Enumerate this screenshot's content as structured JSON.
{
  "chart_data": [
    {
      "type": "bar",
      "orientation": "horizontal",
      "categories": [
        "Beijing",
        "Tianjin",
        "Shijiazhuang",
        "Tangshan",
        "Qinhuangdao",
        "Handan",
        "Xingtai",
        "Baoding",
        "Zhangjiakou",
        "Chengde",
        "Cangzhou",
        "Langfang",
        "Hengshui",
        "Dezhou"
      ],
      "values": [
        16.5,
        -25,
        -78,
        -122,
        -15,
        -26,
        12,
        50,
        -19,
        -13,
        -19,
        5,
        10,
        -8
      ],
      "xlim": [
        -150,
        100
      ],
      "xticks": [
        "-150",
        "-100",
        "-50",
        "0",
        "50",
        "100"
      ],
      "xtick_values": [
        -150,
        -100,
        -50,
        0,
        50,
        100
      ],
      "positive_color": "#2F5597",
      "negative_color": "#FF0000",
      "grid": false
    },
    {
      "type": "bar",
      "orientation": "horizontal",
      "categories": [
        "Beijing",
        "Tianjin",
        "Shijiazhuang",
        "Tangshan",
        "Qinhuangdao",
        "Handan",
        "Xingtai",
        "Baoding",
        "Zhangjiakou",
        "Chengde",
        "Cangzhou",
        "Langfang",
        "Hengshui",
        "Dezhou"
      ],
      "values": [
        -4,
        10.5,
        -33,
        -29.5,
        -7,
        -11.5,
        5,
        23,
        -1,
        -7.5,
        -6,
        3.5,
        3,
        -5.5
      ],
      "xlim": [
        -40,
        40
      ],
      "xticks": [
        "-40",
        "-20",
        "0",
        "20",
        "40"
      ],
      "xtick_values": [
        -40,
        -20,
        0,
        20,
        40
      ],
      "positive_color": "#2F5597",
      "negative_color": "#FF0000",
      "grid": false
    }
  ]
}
------------------------------
▶ WHAT YOU SHOULD DO:
Transcribe the records above exactly as they appear.

▶ RESULT FOR THIS EXERCISE:
Enumerate this screenshot's content as structured JSON.
{
  "chart_data": [
    {
      "type": "bar",
      "orientation": "horizontal",
      "categories": [
        "Beijing",
        "Tianjin",
        "Shijiazhuang",
        "Tangshan",
        "Qinhuangdao",
        "Handan",
        "Xingtai",
        "Baoding",
        "Zhangjiakou",
        "Chengde",
        "Cangzhou",
        "Langfang",
        "Hengshui",
        "Dezhou"
      ],
      "values": [
        16.5,
        -25,
        -78,
        -122,
        -15,
        -26,
        12,
        50,
        -19,
        -13,
        -19,
        5,
        10,
        -8
      ],
      "xlim": [
        -150,
        100
      ],
      "xticks": [
        "-150",
        "-100",
        "-50",
        "0",
        "50",
        "100"
      ],
      "xtick_values": [
        -150,
        -100,
        -50,
        0,
        50,
        100
      ],
      "positive_color": "#2F5597",
      "negative_color": "#FF0000",
      "grid": false
    },
    {
      "type": "bar",
      "orientation": "horizontal",
      "categories": [
        "Beijing",
        "Tianjin",
        "Shijiazhuang",
        "Tangshan",
        "Qinhuangdao",
        "Handan",
        "Xingtai",
        "Baoding",
        "Zhangjiakou",
        "Chengde",
        "Cangzhou",
        "Langfang",
        "Hengshui",
        "Dezhou"
      ],
      "values": [
        -4,
        10.5,
        -33,
        -29.5,
        -7,
        -11.5,
        5,
        23,
        -1,
        -7.5,
        -6,
        3.5,
        3,
        -5.5
      ],
      "xlim": [
        -40,
        40
      ],
      "xticks": [
        "-40",
        "-20",
        "0",
        "20",
        "40"
      ],
      "xtick_values": [
        -40,
        -20,
        0,
        20,
        40
      ],
      "positive_color": "#2F5597",
      "negative_color": "#FF0000",
      "grid": false
    }
  ]
}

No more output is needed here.